THE EXERCISE: Reproduce every record below exactly as written, leaving out any pictures.

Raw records

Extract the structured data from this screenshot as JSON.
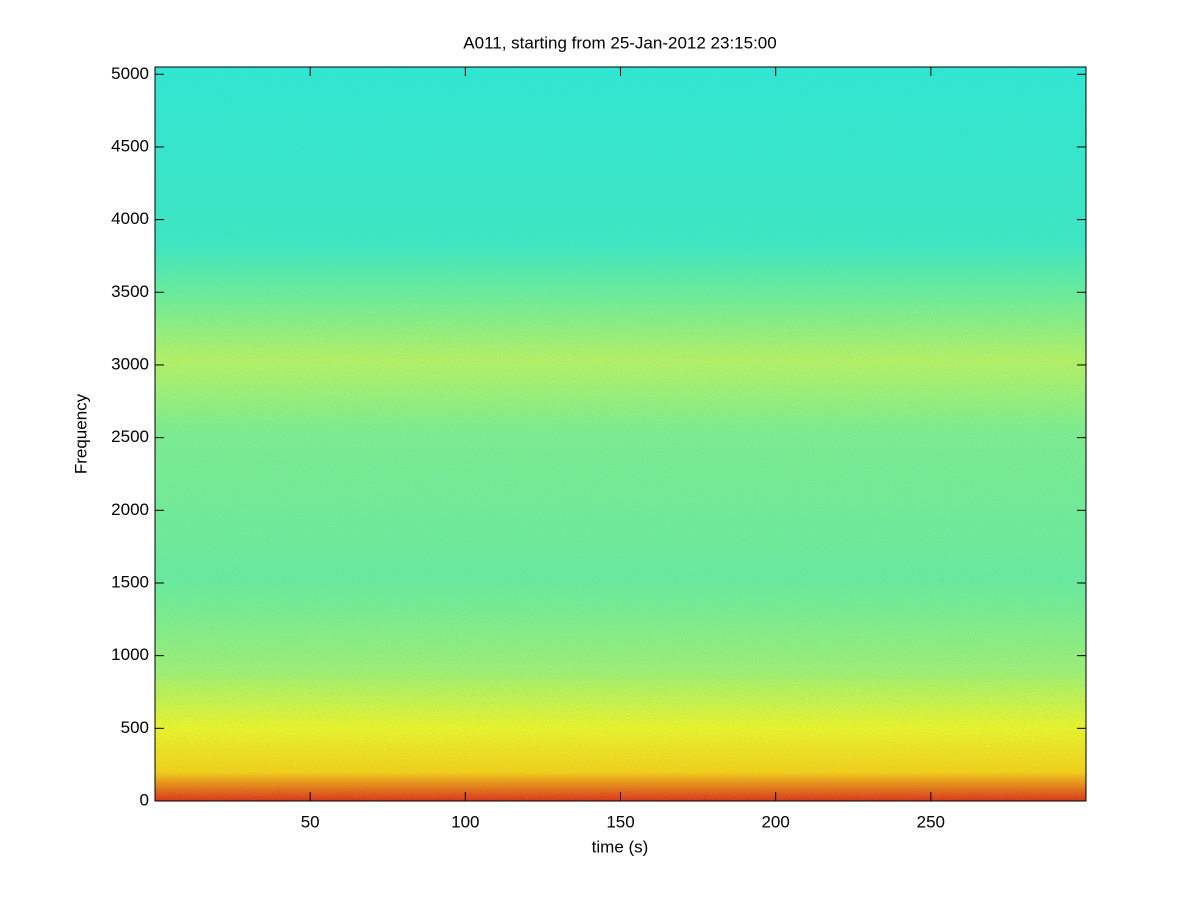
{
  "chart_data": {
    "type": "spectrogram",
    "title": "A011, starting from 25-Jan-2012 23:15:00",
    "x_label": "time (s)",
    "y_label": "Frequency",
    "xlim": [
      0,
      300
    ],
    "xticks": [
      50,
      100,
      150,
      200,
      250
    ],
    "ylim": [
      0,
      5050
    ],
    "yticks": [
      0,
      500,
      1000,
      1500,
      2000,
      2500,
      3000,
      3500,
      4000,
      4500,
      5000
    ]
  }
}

REPLY TO THE TASK:
Extract the structured data from this screenshot as JSON.
{
  "chart_data": {
    "type": "spectrogram",
    "title": "A011, starting from 25-Jan-2012 23:15:00",
    "x_label": "time (s)",
    "y_label": "Frequency",
    "xlim": [
      0,
      300
    ],
    "xticks": [
      50,
      100,
      150,
      200,
      250
    ],
    "ylim": [
      0,
      5050
    ],
    "yticks": [
      0,
      500,
      1000,
      1500,
      2000,
      2500,
      3000,
      3500,
      4000,
      4500,
      5000
    ]
  }
}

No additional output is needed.